[Aim] Look for "proposta" in the listing below. Gather each line that contains it.

[Material]
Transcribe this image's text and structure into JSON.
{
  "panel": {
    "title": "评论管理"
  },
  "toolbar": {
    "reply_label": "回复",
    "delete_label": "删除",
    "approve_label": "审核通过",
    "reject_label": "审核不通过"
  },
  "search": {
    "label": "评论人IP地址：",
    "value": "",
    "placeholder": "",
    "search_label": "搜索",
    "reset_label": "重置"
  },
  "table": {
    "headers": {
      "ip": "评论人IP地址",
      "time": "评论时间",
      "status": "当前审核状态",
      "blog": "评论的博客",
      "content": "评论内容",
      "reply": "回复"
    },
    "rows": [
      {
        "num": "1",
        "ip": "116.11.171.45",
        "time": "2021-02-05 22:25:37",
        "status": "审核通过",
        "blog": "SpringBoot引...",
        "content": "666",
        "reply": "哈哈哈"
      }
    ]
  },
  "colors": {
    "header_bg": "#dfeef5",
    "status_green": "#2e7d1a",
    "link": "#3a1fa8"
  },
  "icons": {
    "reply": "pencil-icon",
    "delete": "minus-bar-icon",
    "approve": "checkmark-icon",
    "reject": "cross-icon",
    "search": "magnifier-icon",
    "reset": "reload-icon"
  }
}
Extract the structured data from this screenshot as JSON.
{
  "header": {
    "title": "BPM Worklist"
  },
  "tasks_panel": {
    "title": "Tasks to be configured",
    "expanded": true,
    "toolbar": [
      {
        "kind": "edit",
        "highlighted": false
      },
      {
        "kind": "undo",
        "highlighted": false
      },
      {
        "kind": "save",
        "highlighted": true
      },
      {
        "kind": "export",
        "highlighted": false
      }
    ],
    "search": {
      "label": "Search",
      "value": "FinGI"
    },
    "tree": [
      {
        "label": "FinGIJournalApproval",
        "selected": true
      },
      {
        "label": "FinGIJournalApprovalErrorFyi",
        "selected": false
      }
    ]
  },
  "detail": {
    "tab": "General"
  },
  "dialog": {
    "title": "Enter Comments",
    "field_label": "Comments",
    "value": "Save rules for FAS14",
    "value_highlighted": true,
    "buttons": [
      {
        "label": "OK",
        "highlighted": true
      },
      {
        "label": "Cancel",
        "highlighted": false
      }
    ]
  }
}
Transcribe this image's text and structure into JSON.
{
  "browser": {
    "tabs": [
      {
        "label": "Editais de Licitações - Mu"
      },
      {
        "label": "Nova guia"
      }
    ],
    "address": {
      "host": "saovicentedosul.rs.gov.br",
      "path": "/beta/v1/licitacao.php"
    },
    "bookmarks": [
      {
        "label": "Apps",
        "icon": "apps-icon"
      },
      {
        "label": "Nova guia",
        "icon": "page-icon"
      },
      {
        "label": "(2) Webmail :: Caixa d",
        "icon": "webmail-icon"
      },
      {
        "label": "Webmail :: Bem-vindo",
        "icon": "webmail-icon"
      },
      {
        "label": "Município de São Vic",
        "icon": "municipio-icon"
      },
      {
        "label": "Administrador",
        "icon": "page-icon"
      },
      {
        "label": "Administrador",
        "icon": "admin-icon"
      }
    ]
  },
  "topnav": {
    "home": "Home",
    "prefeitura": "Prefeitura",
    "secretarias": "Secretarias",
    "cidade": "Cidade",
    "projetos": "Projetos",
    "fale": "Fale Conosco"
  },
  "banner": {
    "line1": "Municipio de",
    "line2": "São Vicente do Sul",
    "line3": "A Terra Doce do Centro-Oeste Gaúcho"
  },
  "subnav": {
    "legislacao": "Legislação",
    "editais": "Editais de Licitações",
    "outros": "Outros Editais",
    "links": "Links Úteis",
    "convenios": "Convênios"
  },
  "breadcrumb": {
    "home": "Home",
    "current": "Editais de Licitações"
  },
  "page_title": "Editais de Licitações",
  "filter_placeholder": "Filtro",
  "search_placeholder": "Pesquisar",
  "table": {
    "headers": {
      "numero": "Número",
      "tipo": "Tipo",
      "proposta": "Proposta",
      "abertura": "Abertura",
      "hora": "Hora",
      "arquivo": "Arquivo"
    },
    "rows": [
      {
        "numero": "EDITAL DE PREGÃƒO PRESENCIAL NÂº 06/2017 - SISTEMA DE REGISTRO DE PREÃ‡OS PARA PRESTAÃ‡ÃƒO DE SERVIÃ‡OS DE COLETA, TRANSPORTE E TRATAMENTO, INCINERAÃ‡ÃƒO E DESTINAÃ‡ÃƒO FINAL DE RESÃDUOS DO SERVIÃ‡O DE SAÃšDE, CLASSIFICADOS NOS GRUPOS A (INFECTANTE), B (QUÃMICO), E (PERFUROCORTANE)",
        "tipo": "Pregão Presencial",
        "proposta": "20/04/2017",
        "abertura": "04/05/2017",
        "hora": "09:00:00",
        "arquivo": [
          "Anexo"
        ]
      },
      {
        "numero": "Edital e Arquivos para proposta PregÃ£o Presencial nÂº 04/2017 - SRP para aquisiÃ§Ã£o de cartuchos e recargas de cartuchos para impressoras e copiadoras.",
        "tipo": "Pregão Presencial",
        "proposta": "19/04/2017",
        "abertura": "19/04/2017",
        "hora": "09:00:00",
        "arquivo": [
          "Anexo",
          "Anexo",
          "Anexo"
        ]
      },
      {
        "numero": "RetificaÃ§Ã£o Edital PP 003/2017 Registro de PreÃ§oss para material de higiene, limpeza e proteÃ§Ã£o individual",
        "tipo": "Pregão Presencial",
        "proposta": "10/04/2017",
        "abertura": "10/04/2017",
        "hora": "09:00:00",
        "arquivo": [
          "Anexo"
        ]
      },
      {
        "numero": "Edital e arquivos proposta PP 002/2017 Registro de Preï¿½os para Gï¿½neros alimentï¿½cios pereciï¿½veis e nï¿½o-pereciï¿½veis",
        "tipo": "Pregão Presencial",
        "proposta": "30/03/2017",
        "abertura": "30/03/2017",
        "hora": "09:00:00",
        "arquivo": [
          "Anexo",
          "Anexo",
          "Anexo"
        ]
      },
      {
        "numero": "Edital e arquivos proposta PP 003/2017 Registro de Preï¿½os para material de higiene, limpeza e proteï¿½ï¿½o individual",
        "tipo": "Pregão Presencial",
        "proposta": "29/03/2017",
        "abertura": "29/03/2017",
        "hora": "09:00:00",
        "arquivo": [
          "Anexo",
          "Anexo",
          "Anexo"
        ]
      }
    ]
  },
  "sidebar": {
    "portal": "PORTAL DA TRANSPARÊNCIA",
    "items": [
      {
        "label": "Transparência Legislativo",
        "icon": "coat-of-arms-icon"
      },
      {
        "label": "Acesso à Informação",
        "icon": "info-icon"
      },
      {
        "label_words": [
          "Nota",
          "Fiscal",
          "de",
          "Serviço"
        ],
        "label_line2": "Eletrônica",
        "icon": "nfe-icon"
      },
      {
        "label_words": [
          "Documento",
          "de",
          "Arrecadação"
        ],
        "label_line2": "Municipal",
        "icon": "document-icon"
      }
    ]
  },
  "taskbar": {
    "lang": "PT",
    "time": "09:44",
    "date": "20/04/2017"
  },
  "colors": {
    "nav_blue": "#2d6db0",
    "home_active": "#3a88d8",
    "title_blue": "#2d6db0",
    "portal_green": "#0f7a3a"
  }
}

[Full solution]
      "proposta": "Proposta",
        "proposta": "20/04/2017",
        "numero": "Edital e Arquivos para proposta PregÃ£o Presencial nÂº 04/2017 - SRP para aquisiÃ§Ã£o de cartuchos e recargas de cartuchos para impressoras e copiadoras.",
        "proposta": "19/04/2017",
        "proposta": "10/04/2017",
        "numero": "Edital e arquivos proposta PP 002/2017 Registro de Preï¿½os para Gï¿½neros alimentï¿½cios pereciï¿½veis e nï¿½o-pereciï¿½veis",
        "proposta": "30/03/2017",
        "numero": "Edital e arquivos proposta PP 003/2017 Registro de Preï¿½os para material de higiene, limpeza e proteï¿½ï¿½o individual",
        "proposta": "29/03/2017",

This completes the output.